Locate each line in the records containing "Ethnicity". Copy it.

═════ Entries shown ═════

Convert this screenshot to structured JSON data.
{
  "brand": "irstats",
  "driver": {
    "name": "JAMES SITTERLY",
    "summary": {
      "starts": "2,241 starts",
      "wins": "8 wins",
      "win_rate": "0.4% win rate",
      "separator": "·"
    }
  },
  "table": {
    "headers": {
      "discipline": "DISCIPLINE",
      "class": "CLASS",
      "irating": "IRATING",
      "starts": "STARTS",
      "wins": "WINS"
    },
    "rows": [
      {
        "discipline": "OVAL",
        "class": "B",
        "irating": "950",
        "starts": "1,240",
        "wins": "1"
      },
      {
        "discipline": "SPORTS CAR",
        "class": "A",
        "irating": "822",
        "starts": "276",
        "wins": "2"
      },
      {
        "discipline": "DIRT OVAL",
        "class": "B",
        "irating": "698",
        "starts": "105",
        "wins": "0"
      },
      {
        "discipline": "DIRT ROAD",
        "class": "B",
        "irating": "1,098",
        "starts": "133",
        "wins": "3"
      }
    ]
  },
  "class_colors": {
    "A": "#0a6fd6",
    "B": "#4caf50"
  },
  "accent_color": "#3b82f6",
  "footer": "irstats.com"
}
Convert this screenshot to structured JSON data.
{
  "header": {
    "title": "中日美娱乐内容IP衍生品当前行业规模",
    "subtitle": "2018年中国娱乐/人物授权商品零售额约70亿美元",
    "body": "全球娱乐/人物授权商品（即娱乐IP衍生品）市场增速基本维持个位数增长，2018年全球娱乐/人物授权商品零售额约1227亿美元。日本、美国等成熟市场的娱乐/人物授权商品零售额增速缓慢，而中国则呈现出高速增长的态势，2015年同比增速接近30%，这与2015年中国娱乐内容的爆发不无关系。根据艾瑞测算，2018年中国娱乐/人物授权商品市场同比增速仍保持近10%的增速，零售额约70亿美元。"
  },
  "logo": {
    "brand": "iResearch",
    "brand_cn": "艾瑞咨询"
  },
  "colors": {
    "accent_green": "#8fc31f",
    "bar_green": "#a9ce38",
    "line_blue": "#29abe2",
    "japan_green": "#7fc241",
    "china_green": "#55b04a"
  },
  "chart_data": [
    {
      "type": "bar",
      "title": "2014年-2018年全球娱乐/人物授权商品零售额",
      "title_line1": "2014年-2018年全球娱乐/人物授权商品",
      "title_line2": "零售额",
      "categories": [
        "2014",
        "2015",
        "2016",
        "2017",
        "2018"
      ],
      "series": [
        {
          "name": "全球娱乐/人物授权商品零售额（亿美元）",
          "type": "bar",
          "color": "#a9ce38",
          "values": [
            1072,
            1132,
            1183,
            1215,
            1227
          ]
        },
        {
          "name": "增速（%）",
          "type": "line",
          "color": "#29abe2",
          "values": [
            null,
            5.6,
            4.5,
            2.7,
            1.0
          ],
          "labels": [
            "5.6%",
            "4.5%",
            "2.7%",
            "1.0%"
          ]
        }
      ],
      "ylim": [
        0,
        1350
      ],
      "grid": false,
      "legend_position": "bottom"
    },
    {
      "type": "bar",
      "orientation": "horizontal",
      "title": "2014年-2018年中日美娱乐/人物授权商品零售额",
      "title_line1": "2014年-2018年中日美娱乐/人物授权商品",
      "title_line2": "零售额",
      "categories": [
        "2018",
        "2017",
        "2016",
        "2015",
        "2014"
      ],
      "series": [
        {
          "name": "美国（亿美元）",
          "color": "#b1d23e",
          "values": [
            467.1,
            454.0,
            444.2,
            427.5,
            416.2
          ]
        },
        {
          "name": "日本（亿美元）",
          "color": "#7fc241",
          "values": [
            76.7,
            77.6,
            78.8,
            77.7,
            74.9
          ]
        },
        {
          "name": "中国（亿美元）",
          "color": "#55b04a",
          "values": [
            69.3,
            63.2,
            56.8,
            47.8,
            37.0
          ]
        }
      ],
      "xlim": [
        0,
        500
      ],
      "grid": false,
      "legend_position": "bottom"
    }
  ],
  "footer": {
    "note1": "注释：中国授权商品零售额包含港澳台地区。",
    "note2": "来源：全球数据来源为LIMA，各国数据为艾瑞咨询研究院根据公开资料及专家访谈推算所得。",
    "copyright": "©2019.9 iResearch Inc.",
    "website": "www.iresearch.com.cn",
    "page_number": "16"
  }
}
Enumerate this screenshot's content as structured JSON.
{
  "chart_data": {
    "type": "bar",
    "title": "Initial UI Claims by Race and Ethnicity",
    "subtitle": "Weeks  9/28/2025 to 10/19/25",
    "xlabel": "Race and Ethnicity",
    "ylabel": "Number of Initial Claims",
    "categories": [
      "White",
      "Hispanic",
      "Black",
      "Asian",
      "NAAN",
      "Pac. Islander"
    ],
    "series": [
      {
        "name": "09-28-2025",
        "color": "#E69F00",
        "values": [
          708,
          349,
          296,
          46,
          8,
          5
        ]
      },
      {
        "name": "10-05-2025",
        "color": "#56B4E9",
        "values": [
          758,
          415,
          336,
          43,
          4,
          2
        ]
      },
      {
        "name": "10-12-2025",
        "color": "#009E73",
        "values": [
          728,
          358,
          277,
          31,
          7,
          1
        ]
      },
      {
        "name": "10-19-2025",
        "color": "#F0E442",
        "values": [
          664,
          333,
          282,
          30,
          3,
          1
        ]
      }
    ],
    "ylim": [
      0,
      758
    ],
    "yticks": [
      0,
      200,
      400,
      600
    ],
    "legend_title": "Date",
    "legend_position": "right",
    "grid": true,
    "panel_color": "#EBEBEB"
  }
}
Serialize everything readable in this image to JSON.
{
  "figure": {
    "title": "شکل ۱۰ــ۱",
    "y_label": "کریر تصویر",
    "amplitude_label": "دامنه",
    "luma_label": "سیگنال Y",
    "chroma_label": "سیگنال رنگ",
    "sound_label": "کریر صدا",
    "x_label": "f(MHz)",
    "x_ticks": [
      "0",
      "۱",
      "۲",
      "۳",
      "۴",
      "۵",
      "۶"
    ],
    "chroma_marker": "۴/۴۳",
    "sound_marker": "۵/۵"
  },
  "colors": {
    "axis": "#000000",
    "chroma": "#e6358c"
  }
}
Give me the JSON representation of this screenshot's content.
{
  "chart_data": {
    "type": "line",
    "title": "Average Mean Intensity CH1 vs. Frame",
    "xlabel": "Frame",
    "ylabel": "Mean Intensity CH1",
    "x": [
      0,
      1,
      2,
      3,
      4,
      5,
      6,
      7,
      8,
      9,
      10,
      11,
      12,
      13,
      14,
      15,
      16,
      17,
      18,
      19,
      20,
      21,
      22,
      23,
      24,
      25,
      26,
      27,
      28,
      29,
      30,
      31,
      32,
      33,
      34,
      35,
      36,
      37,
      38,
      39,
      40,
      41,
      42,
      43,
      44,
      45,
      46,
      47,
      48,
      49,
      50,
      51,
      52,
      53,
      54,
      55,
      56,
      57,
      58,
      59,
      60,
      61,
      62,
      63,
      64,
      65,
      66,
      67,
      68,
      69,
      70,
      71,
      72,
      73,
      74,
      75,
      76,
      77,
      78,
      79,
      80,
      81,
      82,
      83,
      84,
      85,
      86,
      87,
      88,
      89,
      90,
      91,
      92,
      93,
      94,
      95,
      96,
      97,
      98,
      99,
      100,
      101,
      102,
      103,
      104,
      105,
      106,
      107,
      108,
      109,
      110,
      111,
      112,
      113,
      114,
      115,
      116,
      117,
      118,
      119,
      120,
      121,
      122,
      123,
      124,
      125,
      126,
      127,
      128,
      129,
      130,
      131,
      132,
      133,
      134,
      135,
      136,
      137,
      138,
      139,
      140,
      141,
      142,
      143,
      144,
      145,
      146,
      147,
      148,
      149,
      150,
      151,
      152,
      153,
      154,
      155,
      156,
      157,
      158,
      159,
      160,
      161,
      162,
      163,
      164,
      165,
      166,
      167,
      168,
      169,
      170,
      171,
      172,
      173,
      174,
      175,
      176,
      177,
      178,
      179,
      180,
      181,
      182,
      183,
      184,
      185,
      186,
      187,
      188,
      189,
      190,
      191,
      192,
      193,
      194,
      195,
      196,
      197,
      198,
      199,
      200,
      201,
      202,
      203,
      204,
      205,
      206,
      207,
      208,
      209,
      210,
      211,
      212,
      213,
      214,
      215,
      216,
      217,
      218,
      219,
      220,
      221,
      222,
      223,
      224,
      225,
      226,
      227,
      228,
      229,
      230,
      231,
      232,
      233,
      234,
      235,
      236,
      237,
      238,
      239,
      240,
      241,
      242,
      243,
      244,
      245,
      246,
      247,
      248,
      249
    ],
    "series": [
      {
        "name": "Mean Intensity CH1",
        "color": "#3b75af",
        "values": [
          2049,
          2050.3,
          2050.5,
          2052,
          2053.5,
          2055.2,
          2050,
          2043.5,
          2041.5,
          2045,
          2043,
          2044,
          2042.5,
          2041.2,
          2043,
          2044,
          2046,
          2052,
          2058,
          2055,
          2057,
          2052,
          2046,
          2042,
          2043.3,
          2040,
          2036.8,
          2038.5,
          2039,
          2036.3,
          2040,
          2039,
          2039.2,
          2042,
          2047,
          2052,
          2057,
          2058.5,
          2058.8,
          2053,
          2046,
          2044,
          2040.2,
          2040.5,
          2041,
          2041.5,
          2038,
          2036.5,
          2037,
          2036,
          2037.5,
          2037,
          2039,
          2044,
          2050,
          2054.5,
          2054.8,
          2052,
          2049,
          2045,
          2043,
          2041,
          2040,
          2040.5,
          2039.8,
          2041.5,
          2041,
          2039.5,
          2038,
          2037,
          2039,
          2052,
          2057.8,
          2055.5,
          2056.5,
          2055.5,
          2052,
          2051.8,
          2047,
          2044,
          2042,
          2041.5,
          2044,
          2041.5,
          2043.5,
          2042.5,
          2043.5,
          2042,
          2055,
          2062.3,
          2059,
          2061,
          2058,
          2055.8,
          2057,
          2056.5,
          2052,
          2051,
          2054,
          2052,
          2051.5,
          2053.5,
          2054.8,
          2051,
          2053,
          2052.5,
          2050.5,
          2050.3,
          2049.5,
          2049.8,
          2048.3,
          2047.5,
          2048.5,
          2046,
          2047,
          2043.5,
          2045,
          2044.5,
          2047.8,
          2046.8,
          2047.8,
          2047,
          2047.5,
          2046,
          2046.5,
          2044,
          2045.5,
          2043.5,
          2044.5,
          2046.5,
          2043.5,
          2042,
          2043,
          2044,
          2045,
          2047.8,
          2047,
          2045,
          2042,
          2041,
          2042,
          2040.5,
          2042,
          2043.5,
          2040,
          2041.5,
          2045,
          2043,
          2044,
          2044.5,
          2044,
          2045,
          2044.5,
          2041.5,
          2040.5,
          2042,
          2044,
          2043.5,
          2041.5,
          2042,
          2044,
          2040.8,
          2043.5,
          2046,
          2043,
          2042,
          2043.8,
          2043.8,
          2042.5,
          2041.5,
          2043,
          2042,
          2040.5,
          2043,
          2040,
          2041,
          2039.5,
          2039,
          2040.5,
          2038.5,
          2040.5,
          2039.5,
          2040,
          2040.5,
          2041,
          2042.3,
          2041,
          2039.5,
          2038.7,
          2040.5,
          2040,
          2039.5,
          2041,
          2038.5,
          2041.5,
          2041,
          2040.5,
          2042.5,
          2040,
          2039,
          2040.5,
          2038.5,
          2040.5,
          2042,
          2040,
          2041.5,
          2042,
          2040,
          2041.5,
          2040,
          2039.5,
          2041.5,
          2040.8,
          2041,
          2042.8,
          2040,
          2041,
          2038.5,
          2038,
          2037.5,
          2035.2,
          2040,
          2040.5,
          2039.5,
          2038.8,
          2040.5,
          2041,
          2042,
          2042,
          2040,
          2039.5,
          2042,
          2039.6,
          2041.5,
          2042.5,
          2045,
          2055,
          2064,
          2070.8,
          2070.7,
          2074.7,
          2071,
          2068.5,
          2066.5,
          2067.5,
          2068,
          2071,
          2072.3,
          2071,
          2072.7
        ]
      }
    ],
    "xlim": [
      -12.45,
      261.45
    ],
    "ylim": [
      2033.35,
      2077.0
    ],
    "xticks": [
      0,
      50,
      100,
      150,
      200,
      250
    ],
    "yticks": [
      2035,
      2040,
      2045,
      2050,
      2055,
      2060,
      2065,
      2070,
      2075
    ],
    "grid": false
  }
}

═════

The reply:
    "title": "Initial UI Claims by Race and Ethnicity",
    "xlabel": "Race and Ethnicity",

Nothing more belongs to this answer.